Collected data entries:
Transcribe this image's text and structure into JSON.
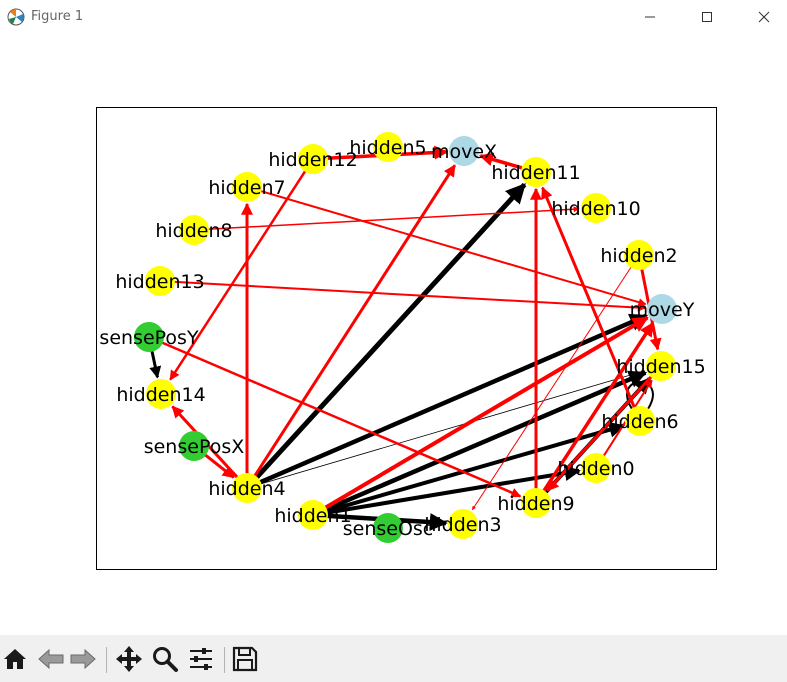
{
  "window": {
    "title": "Figure 1"
  },
  "toolbar": {
    "buttons": [
      {
        "name": "home-button",
        "icon": "home-icon"
      },
      {
        "name": "back-button",
        "icon": "back-arrow-icon"
      },
      {
        "name": "forward-button",
        "icon": "forward-arrow-icon"
      },
      {
        "name": "pan-button",
        "icon": "move-icon"
      },
      {
        "name": "zoom-button",
        "icon": "magnifier-icon"
      },
      {
        "name": "configure-subplots-button",
        "icon": "sliders-icon"
      },
      {
        "name": "save-button",
        "icon": "floppy-disk-icon"
      }
    ]
  },
  "colors": {
    "hidden": "#ffff00",
    "output": "#add8e6",
    "sensor": "#33cc33",
    "edge_positive": "#000000",
    "edge_negative": "#ff0000"
  },
  "graph": {
    "nodes": [
      {
        "id": "hidden5",
        "label": "hidden5",
        "kind": "hidden"
      },
      {
        "id": "moveX",
        "label": "moveX",
        "kind": "output"
      },
      {
        "id": "hidden12",
        "label": "hidden12",
        "kind": "hidden"
      },
      {
        "id": "hidden11",
        "label": "hidden11",
        "kind": "hidden"
      },
      {
        "id": "hidden7",
        "label": "hidden7",
        "kind": "hidden"
      },
      {
        "id": "hidden10",
        "label": "hidden10",
        "kind": "hidden"
      },
      {
        "id": "hidden8",
        "label": "hidden8",
        "kind": "hidden"
      },
      {
        "id": "hidden2",
        "label": "hidden2",
        "kind": "hidden"
      },
      {
        "id": "hidden13",
        "label": "hidden13",
        "kind": "hidden"
      },
      {
        "id": "moveY",
        "label": "moveY",
        "kind": "output"
      },
      {
        "id": "sensePosY",
        "label": "sensePosY",
        "kind": "sensor"
      },
      {
        "id": "hidden15",
        "label": "hidden15",
        "kind": "hidden"
      },
      {
        "id": "hidden14",
        "label": "hidden14",
        "kind": "hidden"
      },
      {
        "id": "hidden6",
        "label": "hidden6",
        "kind": "hidden"
      },
      {
        "id": "sensePosX",
        "label": "sensePosX",
        "kind": "sensor"
      },
      {
        "id": "hidden0",
        "label": "hidden0",
        "kind": "hidden"
      },
      {
        "id": "hidden4",
        "label": "hidden4",
        "kind": "hidden"
      },
      {
        "id": "hidden9",
        "label": "hidden9",
        "kind": "hidden"
      },
      {
        "id": "hidden1",
        "label": "hidden1",
        "kind": "hidden"
      },
      {
        "id": "senseOsc",
        "label": "senseOsc",
        "kind": "sensor"
      },
      {
        "id": "hidden3",
        "label": "hidden3",
        "kind": "hidden"
      }
    ],
    "edges": [
      {
        "from": "hidden4",
        "to": "hidden11",
        "sign": "positive",
        "weight": 5
      },
      {
        "from": "hidden4",
        "to": "moveY",
        "sign": "positive",
        "weight": 4.5
      },
      {
        "from": "hidden4",
        "to": "hidden15",
        "sign": "positive",
        "weight": 0.8
      },
      {
        "from": "hidden1",
        "to": "hidden15",
        "sign": "positive",
        "weight": 4.5
      },
      {
        "from": "hidden1",
        "to": "hidden6",
        "sign": "positive",
        "weight": 4
      },
      {
        "from": "hidden1",
        "to": "hidden0",
        "sign": "positive",
        "weight": 4
      },
      {
        "from": "hidden1",
        "to": "hidden3",
        "sign": "positive",
        "weight": 4.5
      },
      {
        "from": "hidden9",
        "to": "hidden15",
        "sign": "positive",
        "weight": 4
      },
      {
        "from": "sensePosY",
        "to": "hidden14",
        "sign": "positive",
        "weight": 3
      },
      {
        "from": "hidden6",
        "to": "hidden6",
        "sign": "positive",
        "weight": 2
      },
      {
        "from": "hidden4",
        "to": "moveX",
        "sign": "negative",
        "weight": 3
      },
      {
        "from": "hidden4",
        "to": "hidden7",
        "sign": "negative",
        "weight": 3
      },
      {
        "from": "hidden4",
        "to": "hidden14",
        "sign": "negative",
        "weight": 3
      },
      {
        "from": "hidden1",
        "to": "moveY",
        "sign": "negative",
        "weight": 4
      },
      {
        "from": "hidden9",
        "to": "moveY",
        "sign": "negative",
        "weight": 3.5
      },
      {
        "from": "hidden9",
        "to": "hidden11",
        "sign": "negative",
        "weight": 3
      },
      {
        "from": "hidden2",
        "to": "hidden15",
        "sign": "negative",
        "weight": 3
      },
      {
        "from": "hidden12",
        "to": "hidden14",
        "sign": "negative",
        "weight": 2.5
      },
      {
        "from": "hidden12",
        "to": "moveX",
        "sign": "negative",
        "weight": 3.5
      },
      {
        "from": "hidden11",
        "to": "moveX",
        "sign": "negative",
        "weight": 3.5
      },
      {
        "from": "hidden7",
        "to": "moveY",
        "sign": "negative",
        "weight": 2
      },
      {
        "from": "hidden13",
        "to": "moveY",
        "sign": "negative",
        "weight": 2
      },
      {
        "from": "hidden8",
        "to": "hidden10",
        "sign": "negative",
        "weight": 1.5
      },
      {
        "from": "sensePosY",
        "to": "hidden9",
        "sign": "negative",
        "weight": 2.5
      },
      {
        "from": "hidden15",
        "to": "hidden9",
        "sign": "negative",
        "weight": 3
      },
      {
        "from": "sensePosX",
        "to": "hidden4",
        "sign": "negative",
        "weight": 3
      },
      {
        "from": "hidden2",
        "to": "hidden3",
        "sign": "negative",
        "weight": 1
      },
      {
        "from": "hidden6",
        "to": "hidden11",
        "sign": "negative",
        "weight": 3
      },
      {
        "from": "hidden0",
        "to": "hidden15",
        "sign": "negative",
        "weight": 2
      }
    ]
  }
}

● SHORT PROBLEM
Locate the string "back" in the listing above and copy every line where it occurs.

● WRITTEN SOLUTION
        "name": "back-button",
        "icon": "back-arrow-icon"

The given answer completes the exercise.